- _Extrait choisi_:
- - - - - - -

Dans votre livre, vous expliquez que Vichy et la guerre d’Algérie représentent un “réservoir d’expériences” en matière de répression. Qu’entendez vous par là et en quoi ce réservoir s’applique t-il au mouvement des gilets jaunes ?

Il y a deux moments qui sont extrêmement répressifs en France : Vichy et la guerre d’Algérie. Ce sont des moments répressifs dans lesquels les gouvernements vont puiser des idées de répression. On a bien vu que lorsqu’il y a eu l’attentat au Bataclan, on est allés chercher l’Etat d’urgence. L’assignation à résidence est, par exemple, une disposition qui a été massivement utilisée pendant la guerre d’Algérie, et beaucoup de dispositions anti-terroristes aujourd’hui viennent de cette guerre et de la lutte contre le mouvement du FLN et de ses soutiens. Il y a aussi les perquisitions administratives et la logique préventive également, c’est-à-dire empêcher les gens de faire quelque chose. Dès qu’il y a une idée de répression, ce sera lié soit à Vichy ou à la Guerre d’Algérie. On peut également citer la déchéance de nationalité, les camps d’internement, par exemple, ou encore réinstaurer des tribunaux militaires aussi.

- - - - - - -

- _Données enregistrées_:

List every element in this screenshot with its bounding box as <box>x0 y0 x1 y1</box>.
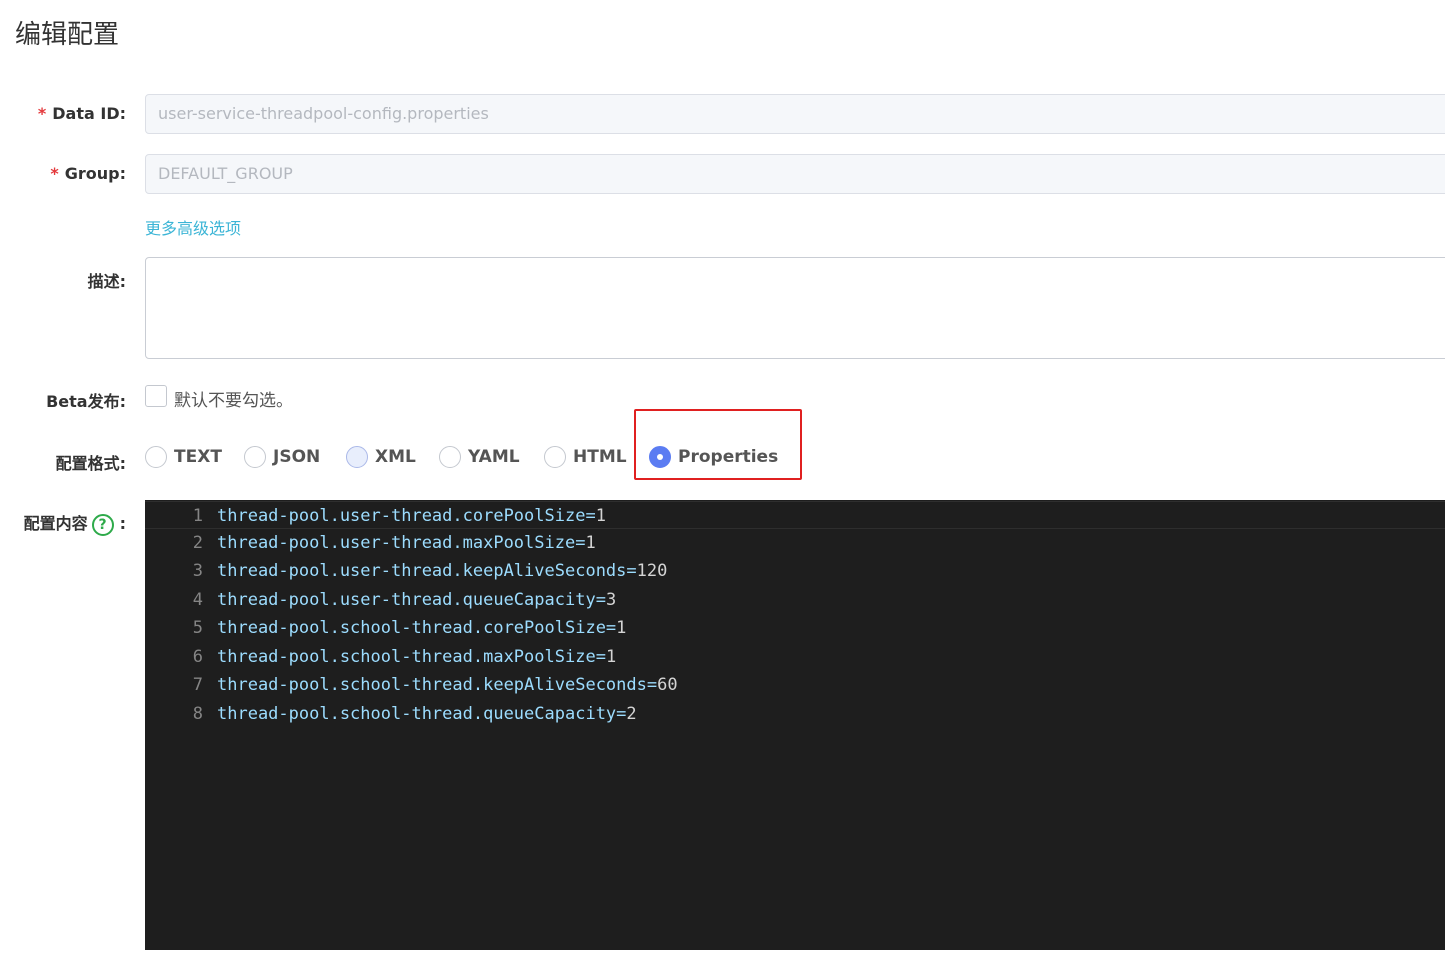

- - - - - - -

Quelles mesures ou pratiques répressives l'extrait sur la répression cite-t-il ? Donnez la liste complète.

- _Réponse_:
- L'état d'urgence
- L'assignation à résidence
- Les perquisitions administratives
- La logique préventive
- La déchéance de nationalité
- Les camps d'internement
- Les tribunaux militaires